▶ [Exercise objective]
Quote the whole listing word for word. Do not include the pictures.

▶ [Data lines]
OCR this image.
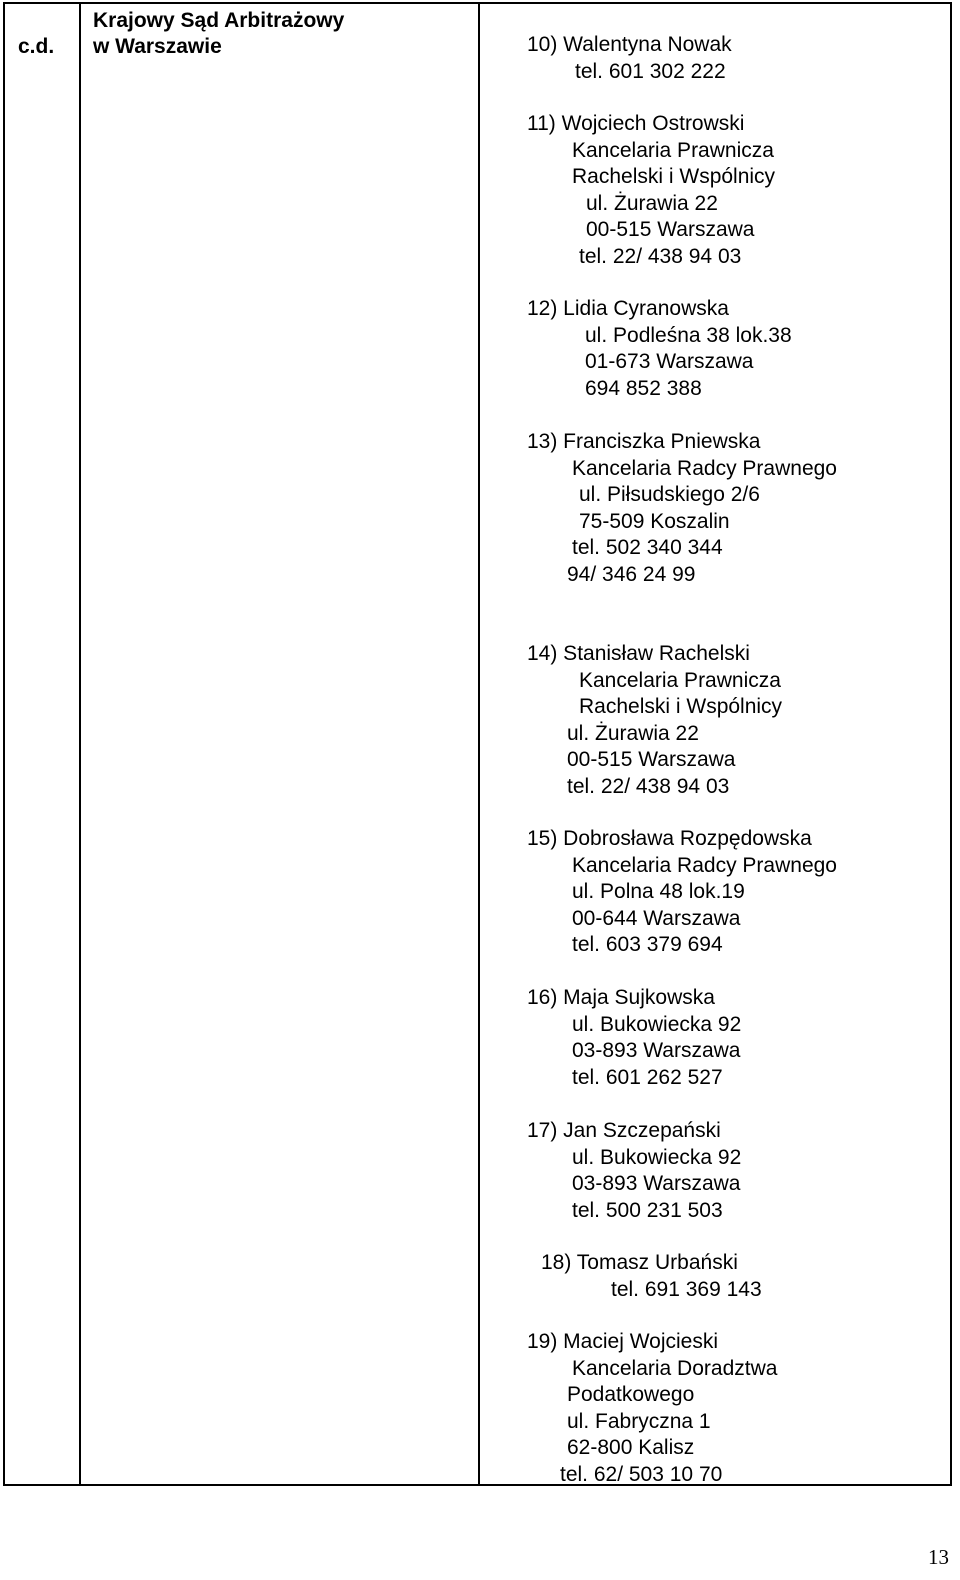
c.d.
Krajowy Sąd Arbitrażowy
w Warszawie	10) Walentyna Nowak
tel. 601 302 222
11) Wojciech Ostrowski
Kancelaria Prawnicza
Rachelski i Wspólnicy
ul. Żurawia 22
00-515 Warszawa
tel. 22/ 438 94 03
12) Lidia Cyranowska
ul. Podleśna 38 lok.38
01-673 Warszawa
694 852 388
13) Franciszka Pniewska
Kancelaria Radcy Prawnego
ul. Piłsudskiego 2/6
75-509 Koszalin
tel. 502 340 344
94/ 346 24 99
14) Stanisław Rachelski
Kancelaria Prawnicza
Rachelski i Wspólnicy
ul. Żurawia 22
00-515 Warszawa
tel. 22/ 438 94 03
15) Dobrosława Rozpędowska
Kancelaria Radcy Prawnego
ul. Polna 48 lok.19
00-644 Warszawa
tel. 603 379 694
16) Maja Sujkowska
ul. Bukowiecka 92
03-893 Warszawa
tel. 601 262 527
17) Jan Szczepański
ul. Bukowiecka 92
03-893 Warszawa
tel. 500 231 503
18) Tomasz Urbański
tel. 691 369 143
19) Maciej Wojcieski
Kancelaria Doradztwa
Podatkowego
ul. Fabryczna 1
62-800 Kalisz
tel. 62/ 503 10 70
13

▶ [Solution for this exercise]
OCR this image.
c.d.
Krajowy Sąd Arbitrażowy
w Warszawie	10) Walentyna Nowak
tel. 601 302 222
11) Wojciech Ostrowski
Kancelaria Prawnicza
Rachelski i Wspólnicy
ul. Żurawia 22
00-515 Warszawa
tel. 22/ 438 94 03
12) Lidia Cyranowska
ul. Podleśna 38 lok.38
01-673 Warszawa
694 852 388
13) Franciszka Pniewska
Kancelaria Radcy Prawnego
ul. Piłsudskiego 2/6
75-509 Koszalin
tel. 502 340 344
94/ 346 24 99
14) Stanisław Rachelski
Kancelaria Prawnicza
Rachelski i Wspólnicy
ul. Żurawia 22
00-515 Warszawa
tel. 22/ 438 94 03
15) Dobrosława Rozpędowska
Kancelaria Radcy Prawnego
ul. Polna 48 lok.19
00-644 Warszawa
tel. 603 379 694
16) Maja Sujkowska
ul. Bukowiecka 92
03-893 Warszawa
tel. 601 262 527
17) Jan Szczepański
ul. Bukowiecka 92
03-893 Warszawa
tel. 500 231 503
18) Tomasz Urbański
tel. 691 369 143
19) Maciej Wojcieski
Kancelaria Doradztwa
Podatkowego
ul. Fabryczna 1
62-800 Kalisz
tel. 62/ 503 10 70
13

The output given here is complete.